## Work instructions
Copy every line of the listing exactly.

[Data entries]
((

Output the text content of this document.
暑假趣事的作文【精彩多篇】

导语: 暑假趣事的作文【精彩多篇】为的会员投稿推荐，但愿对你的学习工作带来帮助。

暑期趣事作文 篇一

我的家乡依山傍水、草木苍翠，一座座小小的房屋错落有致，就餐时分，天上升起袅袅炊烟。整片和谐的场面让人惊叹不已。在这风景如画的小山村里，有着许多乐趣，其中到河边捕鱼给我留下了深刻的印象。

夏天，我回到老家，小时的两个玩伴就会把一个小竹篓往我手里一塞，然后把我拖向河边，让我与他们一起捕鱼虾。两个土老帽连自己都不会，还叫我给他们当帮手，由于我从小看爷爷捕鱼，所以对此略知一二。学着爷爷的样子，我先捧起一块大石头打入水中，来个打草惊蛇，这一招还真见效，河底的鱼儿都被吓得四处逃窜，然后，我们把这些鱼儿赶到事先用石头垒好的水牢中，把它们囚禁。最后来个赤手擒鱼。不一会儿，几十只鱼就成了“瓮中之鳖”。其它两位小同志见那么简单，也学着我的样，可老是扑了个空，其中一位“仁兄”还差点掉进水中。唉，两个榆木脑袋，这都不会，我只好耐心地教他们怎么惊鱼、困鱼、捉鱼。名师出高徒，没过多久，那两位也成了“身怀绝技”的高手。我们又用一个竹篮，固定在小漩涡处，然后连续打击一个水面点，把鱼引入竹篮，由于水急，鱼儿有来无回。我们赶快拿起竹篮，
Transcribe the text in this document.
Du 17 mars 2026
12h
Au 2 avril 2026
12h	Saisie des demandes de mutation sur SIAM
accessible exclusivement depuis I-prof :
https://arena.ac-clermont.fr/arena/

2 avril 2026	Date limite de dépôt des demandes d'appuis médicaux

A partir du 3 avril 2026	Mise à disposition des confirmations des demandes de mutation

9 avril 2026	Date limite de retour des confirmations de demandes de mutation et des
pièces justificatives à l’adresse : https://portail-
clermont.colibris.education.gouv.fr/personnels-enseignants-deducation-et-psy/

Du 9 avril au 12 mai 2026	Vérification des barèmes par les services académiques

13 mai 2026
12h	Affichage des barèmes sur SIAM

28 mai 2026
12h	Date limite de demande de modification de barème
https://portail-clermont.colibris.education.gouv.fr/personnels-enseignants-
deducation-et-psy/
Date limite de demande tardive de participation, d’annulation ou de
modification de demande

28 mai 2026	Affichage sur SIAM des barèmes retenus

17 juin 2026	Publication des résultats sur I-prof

))

## Exercise result
Output the text content of this document.
暑假趣事的作文【精彩多篇】

导语: 暑假趣事的作文【精彩多篇】为的会员投稿推荐，但愿对你的学习工作带来帮助。

暑期趣事作文 篇一

我的家乡依山傍水、草木苍翠，一座座小小的房屋错落有致，就餐时分，天上升起袅袅炊烟。整片和谐的场面让人惊叹不已。在这风景如画的小山村里，有着许多乐趣，其中到河边捕鱼给我留下了深刻的印象。

夏天，我回到老家，小时的两个玩伴就会把一个小竹篓往我手里一塞，然后把我拖向河边，让我与他们一起捕鱼虾。两个土老帽连自己都不会，还叫我给他们当帮手，由于我从小看爷爷捕鱼，所以对此略知一二。学着爷爷的样子，我先捧起一块大石头打入水中，来个打草惊蛇，这一招还真见效，河底的鱼儿都被吓得四处逃窜，然后，我们把这些鱼儿赶到事先用石头垒好的水牢中，把它们囚禁。最后来个赤手擒鱼。不一会儿，几十只鱼就成了“瓮中之鳖”。其它两位小同志见那么简单，也学着我的样，可老是扑了个空，其中一位“仁兄”还差点掉进水中。唉，两个榆木脑袋，这都不会，我只好耐心地教他们怎么惊鱼、困鱼、捉鱼。名师出高徒，没过多久，那两位也成了“身怀绝技”的高手。我们又用一个竹篮，固定在小漩涡处，然后连续打击一个水面点，把鱼引入竹篮，由于水急，鱼儿有来无回。我们赶快拿起竹篮，
Transcribe the text in this document.
Du 17 mars 2026
12h
Au 2 avril 2026
12h	Saisie des demandes de mutation sur SIAM
accessible exclusivement depuis I-prof :
https://arena.ac-clermont.fr/arena/

2 avril 2026	Date limite de dépôt des demandes d'appuis médicaux

A partir du 3 avril 2026	Mise à disposition des confirmations des demandes de mutation

9 avril 2026	Date limite de retour des confirmations de demandes de mutation et des
pièces justificatives à l’adresse : https://portail-
clermont.colibris.education.gouv.fr/personnels-enseignants-deducation-et-psy/

Du 9 avril au 12 mai 2026	Vérification des barèmes par les services académiques

13 mai 2026
12h	Affichage des barèmes sur SIAM

28 mai 2026
12h	Date limite de demande de modification de barème
https://portail-clermont.colibris.education.gouv.fr/personnels-enseignants-
deducation-et-psy/
Date limite de demande tardive de participation, d’annulation ou de
modification de demande

28 mai 2026	Affichage sur SIAM des barèmes retenus

17 juin 2026	Publication des résultats sur I-prof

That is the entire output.